begin

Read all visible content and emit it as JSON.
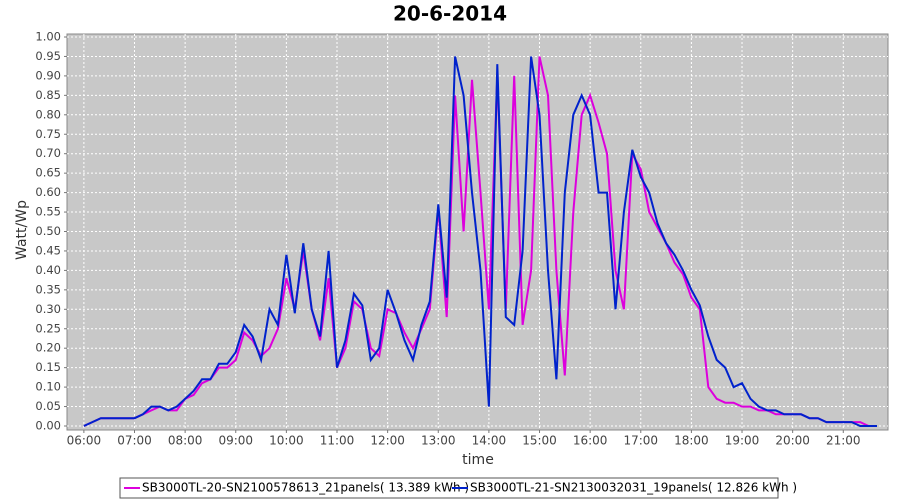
{
  "chart_data": {
    "type": "line",
    "title": "20-6-2014",
    "x_label": "time",
    "y_label": "Watt/Wp",
    "x": [
      360,
      370,
      380,
      390,
      400,
      410,
      420,
      430,
      440,
      450,
      460,
      470,
      480,
      490,
      500,
      510,
      520,
      530,
      540,
      550,
      560,
      570,
      580,
      590,
      600,
      610,
      620,
      630,
      640,
      650,
      660,
      670,
      680,
      690,
      700,
      710,
      720,
      730,
      740,
      750,
      760,
      770,
      780,
      790,
      800,
      810,
      820,
      830,
      840,
      850,
      860,
      870,
      880,
      890,
      900,
      910,
      920,
      930,
      940,
      950,
      960,
      970,
      980,
      990,
      1000,
      1010,
      1020,
      1030,
      1040,
      1050,
      1060,
      1070,
      1080,
      1090,
      1100,
      1110,
      1120,
      1130,
      1140,
      1150,
      1160,
      1170,
      1180,
      1190,
      1200,
      1210,
      1220,
      1230,
      1240,
      1250,
      1260,
      1270,
      1280,
      1290,
      1300
    ],
    "series": [
      {
        "name": "SB3000TL-20-SN2100578613_21panels( 13.389 kWh )",
        "color": "#dd00dd",
        "values": [
          0.0,
          0.01,
          0.02,
          0.02,
          0.02,
          0.02,
          0.02,
          0.03,
          0.04,
          0.05,
          0.04,
          0.04,
          0.07,
          0.08,
          0.11,
          0.12,
          0.15,
          0.15,
          0.17,
          0.24,
          0.22,
          0.18,
          0.2,
          0.25,
          0.38,
          0.3,
          0.45,
          0.3,
          0.22,
          0.38,
          0.15,
          0.2,
          0.32,
          0.3,
          0.2,
          0.18,
          0.3,
          0.29,
          0.24,
          0.2,
          0.25,
          0.3,
          0.56,
          0.28,
          0.85,
          0.5,
          0.89,
          0.6,
          0.3,
          0.9,
          0.3,
          0.9,
          0.26,
          0.4,
          0.95,
          0.85,
          0.4,
          0.13,
          0.55,
          0.8,
          0.85,
          0.78,
          0.7,
          0.4,
          0.3,
          0.7,
          0.66,
          0.55,
          0.51,
          0.47,
          0.42,
          0.39,
          0.33,
          0.3,
          0.1,
          0.07,
          0.06,
          0.06,
          0.05,
          0.05,
          0.04,
          0.04,
          0.03,
          0.03,
          0.03,
          0.03,
          0.02,
          0.02,
          0.01,
          0.01,
          0.01,
          0.01,
          0.01,
          0.0,
          0.0
        ]
      },
      {
        "name": "SB3000TL-21-SN2130032031_19panels( 12.826 kWh )",
        "color": "#0022cc",
        "values": [
          0.0,
          0.01,
          0.02,
          0.02,
          0.02,
          0.02,
          0.02,
          0.03,
          0.05,
          0.05,
          0.04,
          0.05,
          0.07,
          0.09,
          0.12,
          0.12,
          0.16,
          0.16,
          0.19,
          0.26,
          0.23,
          0.17,
          0.3,
          0.26,
          0.44,
          0.29,
          0.47,
          0.3,
          0.23,
          0.45,
          0.15,
          0.22,
          0.34,
          0.31,
          0.17,
          0.2,
          0.35,
          0.29,
          0.22,
          0.17,
          0.26,
          0.32,
          0.57,
          0.33,
          0.95,
          0.85,
          0.6,
          0.4,
          0.05,
          0.93,
          0.28,
          0.26,
          0.45,
          0.95,
          0.8,
          0.4,
          0.12,
          0.6,
          0.8,
          0.85,
          0.8,
          0.6,
          0.6,
          0.3,
          0.55,
          0.71,
          0.64,
          0.6,
          0.52,
          0.47,
          0.44,
          0.4,
          0.35,
          0.31,
          0.23,
          0.17,
          0.15,
          0.1,
          0.11,
          0.07,
          0.05,
          0.04,
          0.04,
          0.03,
          0.03,
          0.03,
          0.02,
          0.02,
          0.01,
          0.01,
          0.01,
          0.01,
          0.0,
          0.0,
          0.0
        ]
      }
    ],
    "xlim": [
      340,
      1313
    ],
    "xticks": [
      {
        "value": 360,
        "label": "06:00"
      },
      {
        "value": 420,
        "label": "07:00"
      },
      {
        "value": 480,
        "label": "08:00"
      },
      {
        "value": 540,
        "label": "09:00"
      },
      {
        "value": 600,
        "label": "10:00"
      },
      {
        "value": 660,
        "label": "11:00"
      },
      {
        "value": 720,
        "label": "12:00"
      },
      {
        "value": 780,
        "label": "13:00"
      },
      {
        "value": 840,
        "label": "14:00"
      },
      {
        "value": 900,
        "label": "15:00"
      },
      {
        "value": 960,
        "label": "16:00"
      },
      {
        "value": 1020,
        "label": "17:00"
      },
      {
        "value": 1080,
        "label": "18:00"
      },
      {
        "value": 1140,
        "label": "19:00"
      },
      {
        "value": 1200,
        "label": "20:00"
      },
      {
        "value": 1260,
        "label": "21:00"
      }
    ],
    "ylim": [
      0,
      1
    ],
    "yticks": [
      {
        "value": 0,
        "label": "0.00"
      },
      {
        "value": 0.05,
        "label": "0.05"
      },
      {
        "value": 0.1,
        "label": "0.10"
      },
      {
        "value": 0.15,
        "label": "0.15"
      },
      {
        "value": 0.2,
        "label": "0.20"
      },
      {
        "value": 0.25,
        "label": "0.25"
      },
      {
        "value": 0.3,
        "label": "0.30"
      },
      {
        "value": 0.35,
        "label": "0.35"
      },
      {
        "value": 0.4,
        "label": "0.40"
      },
      {
        "value": 0.45,
        "label": "0.45"
      },
      {
        "value": 0.5,
        "label": "0.50"
      },
      {
        "value": 0.55,
        "label": "0.55"
      },
      {
        "value": 0.6,
        "label": "0.60"
      },
      {
        "value": 0.65,
        "label": "0.65"
      },
      {
        "value": 0.7,
        "label": "0.70"
      },
      {
        "value": 0.75,
        "label": "0.75"
      },
      {
        "value": 0.8,
        "label": "0.80"
      },
      {
        "value": 0.85,
        "label": "0.85"
      },
      {
        "value": 0.9,
        "label": "0.90"
      },
      {
        "value": 0.95,
        "label": "0.95"
      },
      {
        "value": 1,
        "label": "1.00"
      }
    ],
    "grid": true
  }
}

end

* _WHAT TO WORK ON_:
A line counts if it holds the word "name". How many lines of the entries count? Give the number only.

* _ANSWER BELOW_:
2